● Problem details
Retype the listing that follows, exactly as written.

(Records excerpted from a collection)
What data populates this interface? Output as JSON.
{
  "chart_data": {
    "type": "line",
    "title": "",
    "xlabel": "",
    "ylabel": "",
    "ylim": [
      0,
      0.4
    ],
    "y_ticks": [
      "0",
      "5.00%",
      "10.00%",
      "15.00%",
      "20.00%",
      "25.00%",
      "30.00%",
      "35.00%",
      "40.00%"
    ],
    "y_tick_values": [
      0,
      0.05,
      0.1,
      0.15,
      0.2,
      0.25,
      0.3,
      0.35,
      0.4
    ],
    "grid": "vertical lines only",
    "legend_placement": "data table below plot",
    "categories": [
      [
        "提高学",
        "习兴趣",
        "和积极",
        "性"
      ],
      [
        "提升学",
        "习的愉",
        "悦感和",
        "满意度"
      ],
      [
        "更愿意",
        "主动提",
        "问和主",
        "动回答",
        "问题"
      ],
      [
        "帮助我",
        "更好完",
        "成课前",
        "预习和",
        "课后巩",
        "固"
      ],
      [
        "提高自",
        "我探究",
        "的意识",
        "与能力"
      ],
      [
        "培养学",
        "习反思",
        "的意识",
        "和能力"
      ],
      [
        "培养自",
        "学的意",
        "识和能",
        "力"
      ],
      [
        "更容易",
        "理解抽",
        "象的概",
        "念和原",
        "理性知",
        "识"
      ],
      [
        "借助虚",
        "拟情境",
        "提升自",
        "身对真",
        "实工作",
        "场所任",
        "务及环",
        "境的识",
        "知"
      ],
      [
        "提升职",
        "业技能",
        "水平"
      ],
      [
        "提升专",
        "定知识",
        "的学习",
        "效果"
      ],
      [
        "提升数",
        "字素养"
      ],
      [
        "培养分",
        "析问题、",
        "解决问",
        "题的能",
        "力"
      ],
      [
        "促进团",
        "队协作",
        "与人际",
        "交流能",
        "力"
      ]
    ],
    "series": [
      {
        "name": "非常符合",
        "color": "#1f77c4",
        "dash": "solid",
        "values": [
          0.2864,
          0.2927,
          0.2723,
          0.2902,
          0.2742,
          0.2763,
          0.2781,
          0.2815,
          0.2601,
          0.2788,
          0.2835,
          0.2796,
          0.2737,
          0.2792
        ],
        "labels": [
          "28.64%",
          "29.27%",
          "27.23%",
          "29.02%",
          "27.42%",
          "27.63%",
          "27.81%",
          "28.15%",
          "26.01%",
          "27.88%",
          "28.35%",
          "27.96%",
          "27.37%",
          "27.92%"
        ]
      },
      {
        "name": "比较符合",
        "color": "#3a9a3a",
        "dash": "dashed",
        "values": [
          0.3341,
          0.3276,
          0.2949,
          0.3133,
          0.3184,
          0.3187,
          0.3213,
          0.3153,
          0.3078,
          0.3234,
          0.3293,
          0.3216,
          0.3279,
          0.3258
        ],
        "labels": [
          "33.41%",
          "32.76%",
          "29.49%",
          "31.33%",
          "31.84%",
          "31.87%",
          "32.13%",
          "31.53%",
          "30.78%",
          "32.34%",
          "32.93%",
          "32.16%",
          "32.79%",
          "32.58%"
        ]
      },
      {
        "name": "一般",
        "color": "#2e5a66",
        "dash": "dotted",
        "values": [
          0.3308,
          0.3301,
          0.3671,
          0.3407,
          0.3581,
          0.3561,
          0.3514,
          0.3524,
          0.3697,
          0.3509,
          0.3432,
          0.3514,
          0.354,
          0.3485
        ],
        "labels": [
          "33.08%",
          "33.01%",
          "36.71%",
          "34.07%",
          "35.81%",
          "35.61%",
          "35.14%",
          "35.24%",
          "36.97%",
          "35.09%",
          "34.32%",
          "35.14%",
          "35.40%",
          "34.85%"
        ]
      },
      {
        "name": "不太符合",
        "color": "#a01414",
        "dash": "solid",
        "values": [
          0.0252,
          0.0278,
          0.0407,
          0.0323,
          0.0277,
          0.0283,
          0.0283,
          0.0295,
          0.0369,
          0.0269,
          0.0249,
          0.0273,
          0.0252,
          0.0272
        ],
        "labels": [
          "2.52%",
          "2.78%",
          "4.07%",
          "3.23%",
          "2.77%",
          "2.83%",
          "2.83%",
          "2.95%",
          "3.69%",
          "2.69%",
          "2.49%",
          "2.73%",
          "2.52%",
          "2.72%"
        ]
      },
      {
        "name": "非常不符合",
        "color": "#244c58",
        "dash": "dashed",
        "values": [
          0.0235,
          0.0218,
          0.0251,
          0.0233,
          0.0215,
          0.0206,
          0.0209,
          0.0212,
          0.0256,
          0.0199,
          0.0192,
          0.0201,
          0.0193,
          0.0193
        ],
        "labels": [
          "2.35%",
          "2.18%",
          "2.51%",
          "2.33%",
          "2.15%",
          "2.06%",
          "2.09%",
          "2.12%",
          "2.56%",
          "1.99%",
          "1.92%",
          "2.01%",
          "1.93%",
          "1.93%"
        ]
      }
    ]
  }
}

● Exercise result
What data populates this interface? Output as JSON.
{
  "chart_data": {
    "type": "line",
    "title": "",
    "xlabel": "",
    "ylabel": "",
    "ylim": [
      0,
      0.4
    ],
    "y_ticks": [
      "0",
      "5.00%",
      "10.00%",
      "15.00%",
      "20.00%",
      "25.00%",
      "30.00%",
      "35.00%",
      "40.00%"
    ],
    "y_tick_values": [
      0,
      0.05,
      0.1,
      0.15,
      0.2,
      0.25,
      0.3,
      0.35,
      0.4
    ],
    "grid": "vertical lines only",
    "legend_placement": "data table below plot",
    "categories": [
      [
        "提高学",
        "习兴趣",
        "和积极",
        "性"
      ],
      [
        "提升学",
        "习的愉",
        "悦感和",
        "满意度"
      ],
      [
        "更愿意",
        "主动提",
        "问和主",
        "动回答",
        "问题"
      ],
      [
        "帮助我",
        "更好完",
        "成课前",
        "预习和",
        "课后巩",
        "固"
      ],
      [
        "提高自",
        "我探究",
        "的意识",
        "与能力"
      ],
      [
        "培养学",
        "习反思",
        "的意识",
        "和能力"
      ],
      [
        "培养自",
        "学的意",
        "识和能",
        "力"
      ],
      [
        "更容易",
        "理解抽",
        "象的概",
        "念和原",
        "理性知",
        "识"
      ],
      [
        "借助虚",
        "拟情境",
        "提升自",
        "身对真",
        "实工作",
        "场所任",
        "务及环",
        "境的识",
        "知"
      ],
      [
        "提升职",
        "业技能",
        "水平"
      ],
      [
        "提升专",
        "定知识",
        "的学习",
        "效果"
      ],
      [
        "提升数",
        "字素养"
      ],
      [
        "培养分",
        "析问题、",
        "解决问",
        "题的能",
        "力"
      ],
      [
        "促进团",
        "队协作",
        "与人际",
        "交流能",
        "力"
      ]
    ],
    "series": [
      {
        "name": "非常符合",
        "color": "#1f77c4",
        "dash": "solid",
        "values": [
          0.2864,
          0.2927,
          0.2723,
          0.2902,
          0.2742,
          0.2763,
          0.2781,
          0.2815,
          0.2601,
          0.2788,
          0.2835,
          0.2796,
          0.2737,
          0.2792
        ],
        "labels": [
          "28.64%",
          "29.27%",
          "27.23%",
          "29.02%",
          "27.42%",
          "27.63%",
          "27.81%",
          "28.15%",
          "26.01%",
          "27.88%",
          "28.35%",
          "27.96%",
          "27.37%",
          "27.92%"
        ]
      },
      {
        "name": "比较符合",
        "color": "#3a9a3a",
        "dash": "dashed",
        "values": [
          0.3341,
          0.3276,
          0.2949,
          0.3133,
          0.3184,
          0.3187,
          0.3213,
          0.3153,
          0.3078,
          0.3234,
          0.3293,
          0.3216,
          0.3279,
          0.3258
        ],
        "labels": [
          "33.41%",
          "32.76%",
          "29.49%",
          "31.33%",
          "31.84%",
          "31.87%",
          "32.13%",
          "31.53%",
          "30.78%",
          "32.34%",
          "32.93%",
          "32.16%",
          "32.79%",
          "32.58%"
        ]
      },
      {
        "name": "一般",
        "color": "#2e5a66",
        "dash": "dotted",
        "values": [
          0.3308,
          0.3301,
          0.3671,
          0.3407,
          0.3581,
          0.3561,
          0.3514,
          0.3524,
          0.3697,
          0.3509,
          0.3432,
          0.3514,
          0.354,
          0.3485
        ],
        "labels": [
          "33.08%",
          "33.01%",
          "36.71%",
          "34.07%",
          "35.81%",
          "35.61%",
          "35.14%",
          "35.24%",
          "36.97%",
          "35.09%",
          "34.32%",
          "35.14%",
          "35.40%",
          "34.85%"
        ]
      },
      {
        "name": "不太符合",
        "color": "#a01414",
        "dash": "solid",
        "values": [
          0.0252,
          0.0278,
          0.0407,
          0.0323,
          0.0277,
          0.0283,
          0.0283,
          0.0295,
          0.0369,
          0.0269,
          0.0249,
          0.0273,
          0.0252,
          0.0272
        ],
        "labels": [
          "2.52%",
          "2.78%",
          "4.07%",
          "3.23%",
          "2.77%",
          "2.83%",
          "2.83%",
          "2.95%",
          "3.69%",
          "2.69%",
          "2.49%",
          "2.73%",
          "2.52%",
          "2.72%"
        ]
      },
      {
        "name": "非常不符合",
        "color": "#244c58",
        "dash": "dashed",
        "values": [
          0.0235,
          0.0218,
          0.0251,
          0.0233,
          0.0215,
          0.0206,
          0.0209,
          0.0212,
          0.0256,
          0.0199,
          0.0192,
          0.0201,
          0.0193,
          0.0193
        ],
        "labels": [
          "2.35%",
          "2.18%",
          "2.51%",
          "2.33%",
          "2.15%",
          "2.06%",
          "2.09%",
          "2.12%",
          "2.56%",
          "1.99%",
          "1.92%",
          "2.01%",
          "1.93%",
          "1.93%"
        ]
      }
    ]
  }
}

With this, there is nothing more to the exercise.